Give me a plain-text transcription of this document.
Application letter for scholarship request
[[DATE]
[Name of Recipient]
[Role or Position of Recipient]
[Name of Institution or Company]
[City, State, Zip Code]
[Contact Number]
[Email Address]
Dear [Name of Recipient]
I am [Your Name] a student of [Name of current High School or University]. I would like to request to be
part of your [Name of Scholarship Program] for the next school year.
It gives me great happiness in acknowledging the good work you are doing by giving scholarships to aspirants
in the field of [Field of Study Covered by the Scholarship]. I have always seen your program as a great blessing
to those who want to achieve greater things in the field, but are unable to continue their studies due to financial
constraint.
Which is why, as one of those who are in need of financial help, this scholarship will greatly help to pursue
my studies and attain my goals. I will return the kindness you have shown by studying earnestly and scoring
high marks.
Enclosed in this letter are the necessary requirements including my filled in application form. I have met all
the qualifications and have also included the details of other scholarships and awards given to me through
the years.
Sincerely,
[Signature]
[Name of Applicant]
::::::::::
Brief ->
Retype every entry word for word.

Exercise result ->
Give me a plain-text transcription of this document.
Application letter for scholarship request
[[DATE]
[Name of Recipient]
[Role or Position of Recipient]
[Name of Institution or Company]
[City, State, Zip Code]
[Contact Number]
[Email Address]
Dear [Name of Recipient]
I am [Your Name] a student of [Name of current High School or University]. I would like to request to be
part of your [Name of Scholarship Program] for the next school year.
It gives me great happiness in acknowledging the good work you are doing by giving scholarships to aspirants
in the field of [Field of Study Covered by the Scholarship]. I have always seen your program as a great blessing
to those who want to achieve greater things in the field, but are unable to continue their studies due to financial
constraint.
Which is why, as one of those who are in need of financial help, this scholarship will greatly help to pursue
my studies and attain my goals. I will return the kindness you have shown by studying earnestly and scoring
high marks.
Enclosed in this letter are the necessary requirements including my filled in application form. I have met all
the qualifications and have also included the details of other scholarships and awards given to me through
the years.
Sincerely,
[Signature]
[Name of Applicant]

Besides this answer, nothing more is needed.